## [WORK TO BE COMPLETED]
Repeat the material verbatim and drop the pictures.

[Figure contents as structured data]
---*---

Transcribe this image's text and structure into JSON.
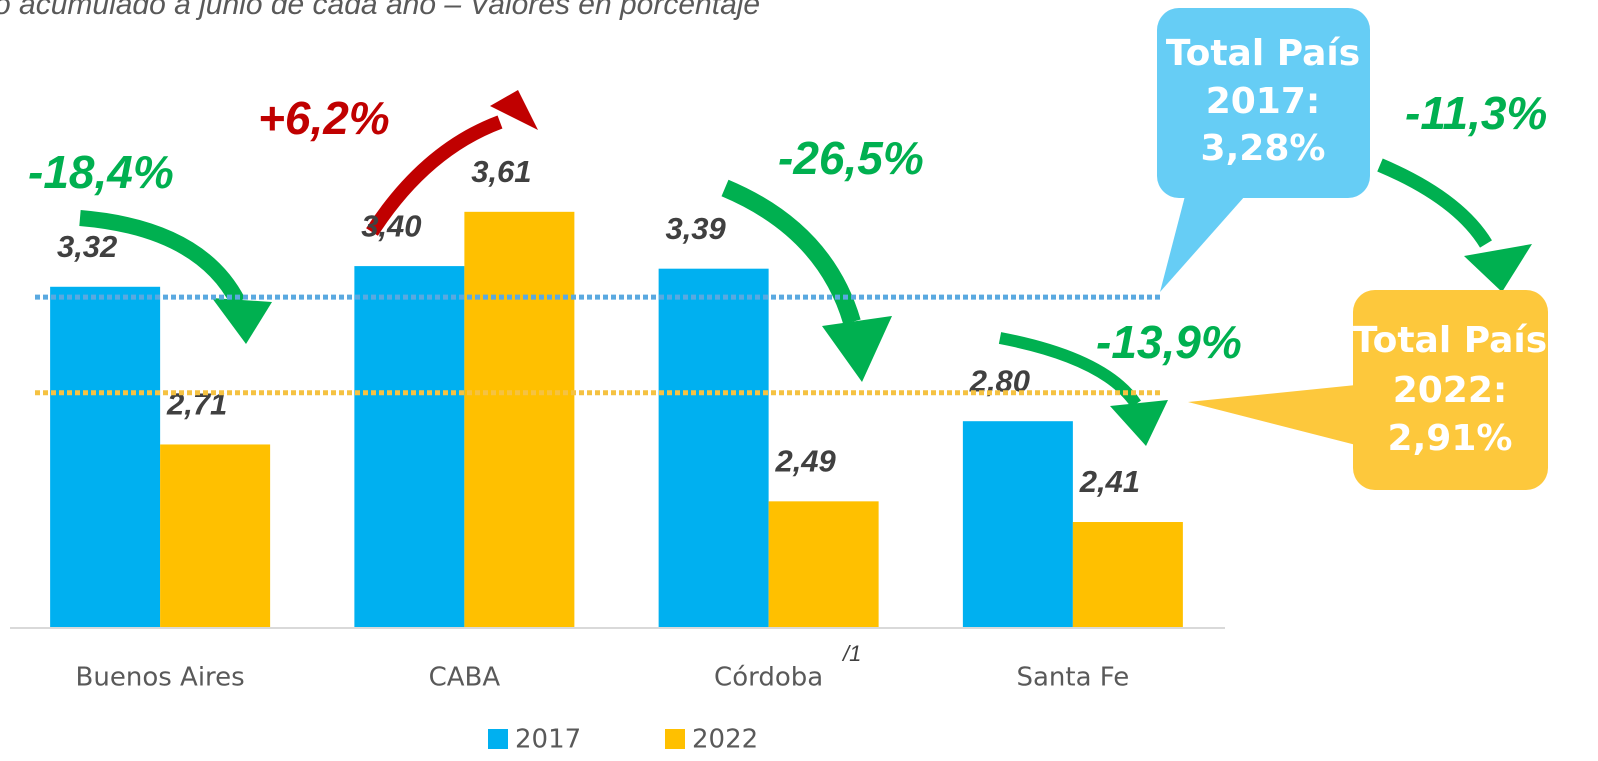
{
  "chart_data": {
    "type": "bar",
    "subtitle": "o acumulado a junio de cada año – Valores en porcentaje",
    "categories": [
      "Buenos Aires",
      "CABA",
      "Córdoba",
      "Santa Fe"
    ],
    "series": [
      {
        "name": "2017",
        "color": "#00b0f0",
        "values": [
          3.32,
          3.4,
          3.39,
          2.8
        ],
        "value_labels": [
          "3,32",
          "3,40",
          "3,39",
          "2,80"
        ]
      },
      {
        "name": "2022",
        "color": "#ffc000",
        "values": [
          2.71,
          3.61,
          2.49,
          2.41
        ],
        "value_labels": [
          "2,71",
          "3,61",
          "2,49",
          "2,41"
        ]
      }
    ],
    "ylim": [
      2,
      4
    ],
    "reference_lines": [
      {
        "value": 3.28,
        "color": "#5aa9e0",
        "lines": [
          "Total País",
          "2017:",
          "3,28%"
        ],
        "box_color": "#66cdf5"
      },
      {
        "value": 2.91,
        "color": "#f5c242",
        "lines": [
          "Total País",
          "2022:",
          "2,91%"
        ],
        "box_color": "#fdc83c"
      }
    ],
    "annotations": [
      {
        "text": "-18,4%",
        "color": "#00b050"
      },
      {
        "text": "+6,2%",
        "color": "#c00000"
      },
      {
        "text": "-26,5%",
        "color": "#00b050"
      },
      {
        "text": "-13,9%",
        "color": "#00b050"
      },
      {
        "text": "-11,3%",
        "color": "#00b050"
      }
    ],
    "footnote": "/1"
  }
}
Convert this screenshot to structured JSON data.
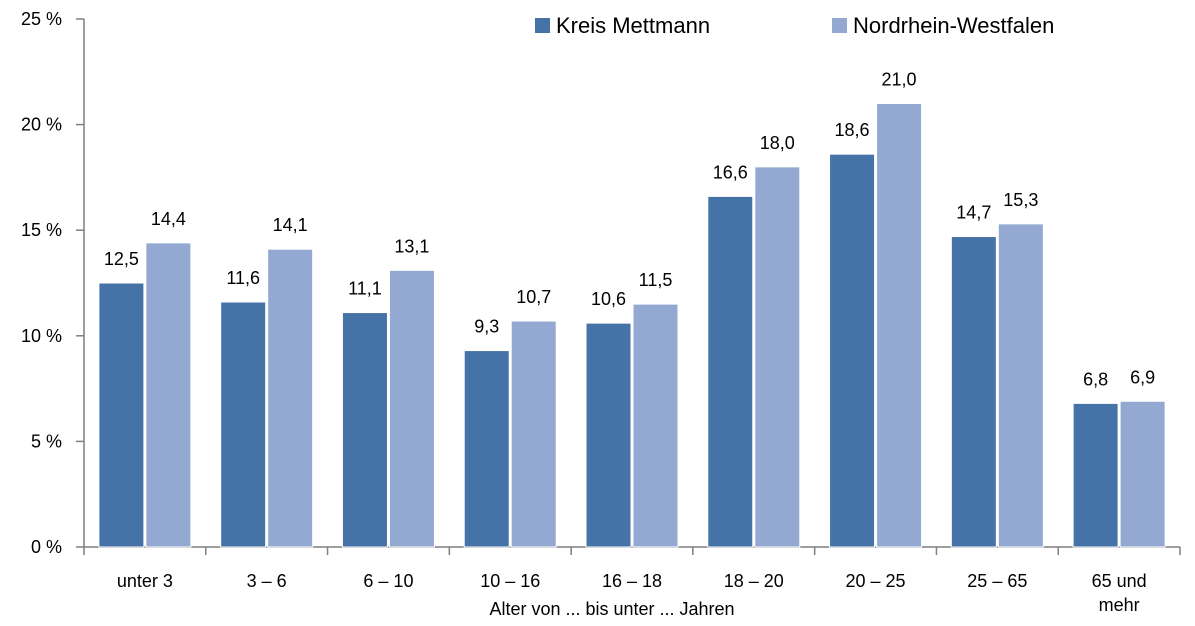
{
  "chart_data": {
    "type": "bar",
    "categories": [
      "unter 3",
      "3 –  6",
      "6 – 10",
      "10 – 16",
      "16 – 18",
      "18 – 20",
      "20 – 25",
      "25 – 65",
      [
        "65 und",
        "mehr"
      ]
    ],
    "series": [
      {
        "name": "Kreis Mettmann",
        "color": "#4572A7",
        "values": [
          12.5,
          11.6,
          11.1,
          9.3,
          10.6,
          16.6,
          18.6,
          14.7,
          6.8
        ],
        "labels": [
          "12,5",
          "11,6",
          "11,1",
          "9,3",
          "10,6",
          "16,6",
          "18,6",
          "14,7",
          "6,8"
        ]
      },
      {
        "name": "Nordrhein-Westfalen",
        "color": "#93A9D1",
        "values": [
          14.4,
          14.1,
          13.1,
          10.7,
          11.5,
          18.0,
          21.0,
          15.3,
          6.9
        ],
        "labels": [
          "14,4",
          "14,1",
          "13,1",
          "10,7",
          "11,5",
          "18,0",
          "21,0",
          "15,3",
          "6,9"
        ]
      }
    ],
    "xlabel": "Alter von ... bis unter ... Jahren",
    "ylabel": "",
    "ylim": [
      0,
      25
    ],
    "yticks": [
      0,
      5,
      10,
      15,
      20,
      25
    ],
    "ytick_labels": [
      "0 %",
      "5 %",
      "10 %",
      "15 %",
      "20 %",
      "25 %"
    ],
    "grid": false,
    "legend_position": "top-right"
  }
}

---*---

## [REPLY]
Transcribe this image's text and structure into JSON.
{
  "chart_data": {
    "type": "bar",
    "subtitle": "o acumulado a junio de cada año – Valores en porcentaje",
    "categories": [
      "Buenos Aires",
      "CABA",
      "Córdoba",
      "Santa Fe"
    ],
    "series": [
      {
        "name": "2017",
        "color": "#00b0f0",
        "values": [
          3.32,
          3.4,
          3.39,
          2.8
        ],
        "value_labels": [
          "3,32",
          "3,40",
          "3,39",
          "2,80"
        ]
      },
      {
        "name": "2022",
        "color": "#ffc000",
        "values": [
          2.71,
          3.61,
          2.49,
          2.41
        ],
        "value_labels": [
          "2,71",
          "3,61",
          "2,49",
          "2,41"
        ]
      }
    ],
    "ylim": [
      2,
      4
    ],
    "reference_lines": [
      {
        "value": 3.28,
        "color": "#5aa9e0",
        "lines": [
          "Total País",
          "2017:",
          "3,28%"
        ],
        "box_color": "#66cdf5"
      },
      {
        "value": 2.91,
        "color": "#f5c242",
        "lines": [
          "Total País",
          "2022:",
          "2,91%"
        ],
        "box_color": "#fdc83c"
      }
    ],
    "annotations": [
      {
        "text": "-18,4%",
        "color": "#00b050"
      },
      {
        "text": "+6,2%",
        "color": "#c00000"
      },
      {
        "text": "-26,5%",
        "color": "#00b050"
      },
      {
        "text": "-13,9%",
        "color": "#00b050"
      },
      {
        "text": "-11,3%",
        "color": "#00b050"
      }
    ],
    "footnote": "/1"
  }
}
Convert this screenshot to structured JSON data.
{
  "chart_data": {
    "type": "bar",
    "categories": [
      "unter 3",
      "3 –  6",
      "6 – 10",
      "10 – 16",
      "16 – 18",
      "18 – 20",
      "20 – 25",
      "25 – 65",
      [
        "65 und",
        "mehr"
      ]
    ],
    "series": [
      {
        "name": "Kreis Mettmann",
        "color": "#4572A7",
        "values": [
          12.5,
          11.6,
          11.1,
          9.3,
          10.6,
          16.6,
          18.6,
          14.7,
          6.8
        ],
        "labels": [
          "12,5",
          "11,6",
          "11,1",
          "9,3",
          "10,6",
          "16,6",
          "18,6",
          "14,7",
          "6,8"
        ]
      },
      {
        "name": "Nordrhein-Westfalen",
        "color": "#93A9D1",
        "values": [
          14.4,
          14.1,
          13.1,
          10.7,
          11.5,
          18.0,
          21.0,
          15.3,
          6.9
        ],
        "labels": [
          "14,4",
          "14,1",
          "13,1",
          "10,7",
          "11,5",
          "18,0",
          "21,0",
          "15,3",
          "6,9"
        ]
      }
    ],
    "xlabel": "Alter von ... bis unter ... Jahren",
    "ylabel": "",
    "ylim": [
      0,
      25
    ],
    "yticks": [
      0,
      5,
      10,
      15,
      20,
      25
    ],
    "ytick_labels": [
      "0 %",
      "5 %",
      "10 %",
      "15 %",
      "20 %",
      "25 %"
    ],
    "grid": false,
    "legend_position": "top-right"
  }
}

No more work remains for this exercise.